Stated task> Would you set down every entry shown below, precisely as written?

start Supplied data

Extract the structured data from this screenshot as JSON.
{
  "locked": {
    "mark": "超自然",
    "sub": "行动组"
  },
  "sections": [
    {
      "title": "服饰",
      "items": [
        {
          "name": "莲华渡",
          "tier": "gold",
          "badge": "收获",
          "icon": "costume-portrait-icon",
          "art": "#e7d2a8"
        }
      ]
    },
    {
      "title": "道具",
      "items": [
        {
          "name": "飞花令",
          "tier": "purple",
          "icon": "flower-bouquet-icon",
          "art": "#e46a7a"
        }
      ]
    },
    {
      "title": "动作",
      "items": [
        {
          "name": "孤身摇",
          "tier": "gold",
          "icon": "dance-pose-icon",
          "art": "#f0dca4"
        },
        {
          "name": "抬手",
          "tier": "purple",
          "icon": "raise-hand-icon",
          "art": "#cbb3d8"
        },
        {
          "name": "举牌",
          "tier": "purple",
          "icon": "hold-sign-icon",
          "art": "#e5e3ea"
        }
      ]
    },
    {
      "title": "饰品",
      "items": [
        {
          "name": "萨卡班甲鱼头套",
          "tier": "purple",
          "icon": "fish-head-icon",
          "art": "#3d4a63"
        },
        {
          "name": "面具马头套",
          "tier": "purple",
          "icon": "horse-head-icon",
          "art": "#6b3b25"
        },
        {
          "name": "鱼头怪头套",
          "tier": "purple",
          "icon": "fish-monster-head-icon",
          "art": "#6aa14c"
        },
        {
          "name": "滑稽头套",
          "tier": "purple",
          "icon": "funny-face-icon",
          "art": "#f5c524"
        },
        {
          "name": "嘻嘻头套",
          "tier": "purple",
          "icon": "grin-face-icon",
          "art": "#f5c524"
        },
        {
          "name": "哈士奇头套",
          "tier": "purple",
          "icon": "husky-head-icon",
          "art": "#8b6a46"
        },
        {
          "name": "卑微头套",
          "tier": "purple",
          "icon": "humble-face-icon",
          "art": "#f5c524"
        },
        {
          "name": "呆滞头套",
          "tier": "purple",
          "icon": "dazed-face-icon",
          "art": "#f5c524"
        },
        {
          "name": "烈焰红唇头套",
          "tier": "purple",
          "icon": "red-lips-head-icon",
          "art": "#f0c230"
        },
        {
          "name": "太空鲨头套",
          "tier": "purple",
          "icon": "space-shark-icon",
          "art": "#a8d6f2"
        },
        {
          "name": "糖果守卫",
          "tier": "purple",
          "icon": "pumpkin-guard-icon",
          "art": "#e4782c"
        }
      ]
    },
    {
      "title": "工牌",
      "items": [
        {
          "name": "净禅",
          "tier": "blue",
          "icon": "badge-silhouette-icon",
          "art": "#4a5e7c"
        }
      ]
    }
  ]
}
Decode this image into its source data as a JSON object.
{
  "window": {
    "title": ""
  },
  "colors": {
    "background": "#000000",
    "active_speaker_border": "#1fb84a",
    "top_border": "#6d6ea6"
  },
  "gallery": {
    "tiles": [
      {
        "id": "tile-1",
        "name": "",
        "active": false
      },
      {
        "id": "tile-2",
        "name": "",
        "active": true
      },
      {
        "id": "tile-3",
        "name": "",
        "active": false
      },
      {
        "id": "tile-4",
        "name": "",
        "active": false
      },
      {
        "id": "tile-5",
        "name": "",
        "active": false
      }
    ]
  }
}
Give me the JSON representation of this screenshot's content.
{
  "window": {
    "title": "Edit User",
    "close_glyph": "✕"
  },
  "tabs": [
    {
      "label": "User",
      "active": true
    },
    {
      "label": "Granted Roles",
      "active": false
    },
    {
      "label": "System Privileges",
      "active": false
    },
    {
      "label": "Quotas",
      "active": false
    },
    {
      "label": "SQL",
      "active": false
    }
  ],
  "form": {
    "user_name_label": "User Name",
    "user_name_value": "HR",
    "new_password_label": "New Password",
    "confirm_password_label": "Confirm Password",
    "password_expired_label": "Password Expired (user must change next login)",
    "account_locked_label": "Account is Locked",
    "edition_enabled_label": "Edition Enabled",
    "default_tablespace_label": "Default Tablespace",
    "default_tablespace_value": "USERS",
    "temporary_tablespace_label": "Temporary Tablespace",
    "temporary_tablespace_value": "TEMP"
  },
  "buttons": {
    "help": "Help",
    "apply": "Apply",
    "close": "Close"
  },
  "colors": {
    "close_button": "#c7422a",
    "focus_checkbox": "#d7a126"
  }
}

end Supplied data

Task answer>
Extract the structured data from this screenshot as JSON.
{
  "locked": {
    "mark": "超自然",
    "sub": "行动组"
  },
  "sections": [
    {
      "title": "服饰",
      "items": [
        {
          "name": "莲华渡",
          "tier": "gold",
          "badge": "收获",
          "icon": "costume-portrait-icon",
          "art": "#e7d2a8"
        }
      ]
    },
    {
      "title": "道具",
      "items": [
        {
          "name": "飞花令",
          "tier": "purple",
          "icon": "flower-bouquet-icon",
          "art": "#e46a7a"
        }
      ]
    },
    {
      "title": "动作",
      "items": [
        {
          "name": "孤身摇",
          "tier": "gold",
          "icon": "dance-pose-icon",
          "art": "#f0dca4"
        },
        {
          "name": "抬手",
          "tier": "purple",
          "icon": "raise-hand-icon",
          "art": "#cbb3d8"
        },
        {
          "name": "举牌",
          "tier": "purple",
          "icon": "hold-sign-icon",
          "art": "#e5e3ea"
        }
      ]
    },
    {
      "title": "饰品",
      "items": [
        {
          "name": "萨卡班甲鱼头套",
          "tier": "purple",
          "icon": "fish-head-icon",
          "art": "#3d4a63"
        },
        {
          "name": "面具马头套",
          "tier": "purple",
          "icon": "horse-head-icon",
          "art": "#6b3b25"
        },
        {
          "name": "鱼头怪头套",
          "tier": "purple",
          "icon": "fish-monster-head-icon",
          "art": "#6aa14c"
        },
        {
          "name": "滑稽头套",
          "tier": "purple",
          "icon": "funny-face-icon",
          "art": "#f5c524"
        },
        {
          "name": "嘻嘻头套",
          "tier": "purple",
          "icon": "grin-face-icon",
          "art": "#f5c524"
        },
        {
          "name": "哈士奇头套",
          "tier": "purple",
          "icon": "husky-head-icon",
          "art": "#8b6a46"
        },
        {
          "name": "卑微头套",
          "tier": "purple",
          "icon": "humble-face-icon",
          "art": "#f5c524"
        },
        {
          "name": "呆滞头套",
          "tier": "purple",
          "icon": "dazed-face-icon",
          "art": "#f5c524"
        },
        {
          "name": "烈焰红唇头套",
          "tier": "purple",
          "icon": "red-lips-head-icon",
          "art": "#f0c230"
        },
        {
          "name": "太空鲨头套",
          "tier": "purple",
          "icon": "space-shark-icon",
          "art": "#a8d6f2"
        },
        {
          "name": "糖果守卫",
          "tier": "purple",
          "icon": "pumpkin-guard-icon",
          "art": "#e4782c"
        }
      ]
    },
    {
      "title": "工牌",
      "items": [
        {
          "name": "净禅",
          "tier": "blue",
          "icon": "badge-silhouette-icon",
          "art": "#4a5e7c"
        }
      ]
    }
  ]
}
Decode this image into its source data as a JSON object.
{
  "window": {
    "title": ""
  },
  "colors": {
    "background": "#000000",
    "active_speaker_border": "#1fb84a",
    "top_border": "#6d6ea6"
  },
  "gallery": {
    "tiles": [
      {
        "id": "tile-1",
        "name": "",
        "active": false
      },
      {
        "id": "tile-2",
        "name": "",
        "active": true
      },
      {
        "id": "tile-3",
        "name": "",
        "active": false
      },
      {
        "id": "tile-4",
        "name": "",
        "active": false
      },
      {
        "id": "tile-5",
        "name": "",
        "active": false
      }
    ]
  }
}
Give me the JSON representation of this screenshot's content.
{
  "window": {
    "title": "Edit User",
    "close_glyph": "✕"
  },
  "tabs": [
    {
      "label": "User",
      "active": true
    },
    {
      "label": "Granted Roles",
      "active": false
    },
    {
      "label": "System Privileges",
      "active": false
    },
    {
      "label": "Quotas",
      "active": false
    },
    {
      "label": "SQL",
      "active": false
    }
  ],
  "form": {
    "user_name_label": "User Name",
    "user_name_value": "HR",
    "new_password_label": "New Password",
    "confirm_password_label": "Confirm Password",
    "password_expired_label": "Password Expired (user must change next login)",
    "account_locked_label": "Account is Locked",
    "edition_enabled_label": "Edition Enabled",
    "default_tablespace_label": "Default Tablespace",
    "default_tablespace_value": "USERS",
    "temporary_tablespace_label": "Temporary Tablespace",
    "temporary_tablespace_value": "TEMP"
  },
  "buttons": {
    "help": "Help",
    "apply": "Apply",
    "close": "Close"
  },
  "colors": {
    "close_button": "#c7422a",
    "focus_checkbox": "#d7a126"
  }
}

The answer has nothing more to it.